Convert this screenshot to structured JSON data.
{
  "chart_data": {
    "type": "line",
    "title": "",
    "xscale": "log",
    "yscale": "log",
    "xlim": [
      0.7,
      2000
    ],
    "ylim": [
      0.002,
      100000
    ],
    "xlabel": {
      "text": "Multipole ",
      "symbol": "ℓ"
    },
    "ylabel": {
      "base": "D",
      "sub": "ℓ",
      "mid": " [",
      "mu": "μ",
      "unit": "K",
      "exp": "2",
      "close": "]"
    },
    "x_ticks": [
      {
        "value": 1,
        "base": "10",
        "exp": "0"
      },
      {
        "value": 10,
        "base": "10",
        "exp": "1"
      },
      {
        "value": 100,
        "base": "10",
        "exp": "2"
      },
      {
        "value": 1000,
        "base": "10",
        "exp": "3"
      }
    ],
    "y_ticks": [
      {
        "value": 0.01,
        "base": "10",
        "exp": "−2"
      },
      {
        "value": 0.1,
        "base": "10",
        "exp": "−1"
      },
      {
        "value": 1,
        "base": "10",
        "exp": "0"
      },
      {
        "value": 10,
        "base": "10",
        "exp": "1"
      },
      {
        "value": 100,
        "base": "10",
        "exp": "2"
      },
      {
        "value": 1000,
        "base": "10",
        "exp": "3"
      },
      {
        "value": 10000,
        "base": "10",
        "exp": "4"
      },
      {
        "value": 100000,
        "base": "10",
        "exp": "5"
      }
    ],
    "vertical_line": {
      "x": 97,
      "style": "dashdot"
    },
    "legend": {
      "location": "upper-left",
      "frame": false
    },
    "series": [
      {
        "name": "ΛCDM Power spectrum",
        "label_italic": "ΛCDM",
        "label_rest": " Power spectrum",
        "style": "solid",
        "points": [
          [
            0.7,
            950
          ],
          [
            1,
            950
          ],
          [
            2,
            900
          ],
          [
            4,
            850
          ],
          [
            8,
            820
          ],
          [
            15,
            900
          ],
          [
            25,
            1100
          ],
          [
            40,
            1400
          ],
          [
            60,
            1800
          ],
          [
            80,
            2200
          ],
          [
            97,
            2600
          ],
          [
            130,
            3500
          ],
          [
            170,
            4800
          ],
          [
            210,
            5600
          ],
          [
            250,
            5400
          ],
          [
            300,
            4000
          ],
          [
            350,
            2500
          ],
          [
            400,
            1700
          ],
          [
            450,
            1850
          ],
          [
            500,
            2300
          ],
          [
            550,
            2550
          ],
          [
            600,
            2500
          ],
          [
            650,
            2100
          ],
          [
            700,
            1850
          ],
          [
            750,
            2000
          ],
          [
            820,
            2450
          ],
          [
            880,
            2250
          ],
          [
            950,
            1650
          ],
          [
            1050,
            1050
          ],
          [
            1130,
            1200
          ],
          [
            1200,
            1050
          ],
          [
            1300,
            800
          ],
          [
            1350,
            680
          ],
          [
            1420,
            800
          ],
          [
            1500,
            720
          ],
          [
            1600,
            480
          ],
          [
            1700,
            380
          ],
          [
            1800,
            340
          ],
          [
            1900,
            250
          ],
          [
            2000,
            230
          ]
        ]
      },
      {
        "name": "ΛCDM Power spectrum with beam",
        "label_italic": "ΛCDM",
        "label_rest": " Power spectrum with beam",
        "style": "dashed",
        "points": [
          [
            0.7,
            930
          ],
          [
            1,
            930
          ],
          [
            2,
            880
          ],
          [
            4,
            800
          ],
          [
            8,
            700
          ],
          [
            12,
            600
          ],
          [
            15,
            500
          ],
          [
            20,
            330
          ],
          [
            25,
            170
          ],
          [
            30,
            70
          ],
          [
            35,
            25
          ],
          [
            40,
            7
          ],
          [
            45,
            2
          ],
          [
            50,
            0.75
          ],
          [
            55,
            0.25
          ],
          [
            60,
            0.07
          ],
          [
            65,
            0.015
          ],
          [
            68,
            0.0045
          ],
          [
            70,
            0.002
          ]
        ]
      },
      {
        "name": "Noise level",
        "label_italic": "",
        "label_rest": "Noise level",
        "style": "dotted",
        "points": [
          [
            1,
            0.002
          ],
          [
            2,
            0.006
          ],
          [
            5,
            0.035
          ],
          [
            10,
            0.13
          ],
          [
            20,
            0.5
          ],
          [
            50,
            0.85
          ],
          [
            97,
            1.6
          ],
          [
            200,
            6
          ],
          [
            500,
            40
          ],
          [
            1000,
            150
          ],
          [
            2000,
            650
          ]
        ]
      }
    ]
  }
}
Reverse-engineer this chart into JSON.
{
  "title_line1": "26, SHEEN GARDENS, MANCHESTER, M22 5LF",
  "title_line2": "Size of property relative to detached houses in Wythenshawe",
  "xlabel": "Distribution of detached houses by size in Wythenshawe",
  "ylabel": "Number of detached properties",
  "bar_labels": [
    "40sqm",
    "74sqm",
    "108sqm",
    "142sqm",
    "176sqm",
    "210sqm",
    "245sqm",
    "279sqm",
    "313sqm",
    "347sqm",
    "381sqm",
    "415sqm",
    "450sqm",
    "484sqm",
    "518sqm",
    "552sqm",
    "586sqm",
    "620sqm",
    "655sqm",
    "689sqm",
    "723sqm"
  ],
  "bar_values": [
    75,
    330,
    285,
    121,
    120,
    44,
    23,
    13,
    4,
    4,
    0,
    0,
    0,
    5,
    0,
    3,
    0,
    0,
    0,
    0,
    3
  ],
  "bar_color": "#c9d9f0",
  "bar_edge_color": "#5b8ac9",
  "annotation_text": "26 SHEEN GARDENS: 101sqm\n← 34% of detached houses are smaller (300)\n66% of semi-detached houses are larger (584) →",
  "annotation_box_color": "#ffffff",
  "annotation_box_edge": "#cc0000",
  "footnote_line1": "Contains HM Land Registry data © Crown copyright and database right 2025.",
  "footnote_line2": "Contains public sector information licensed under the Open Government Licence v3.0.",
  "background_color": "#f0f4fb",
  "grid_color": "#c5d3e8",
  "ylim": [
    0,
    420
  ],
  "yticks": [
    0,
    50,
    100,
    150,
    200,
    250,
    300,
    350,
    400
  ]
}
•••••
Of all the lines above, how many contain the word "this"? Give the number and nothing else.

2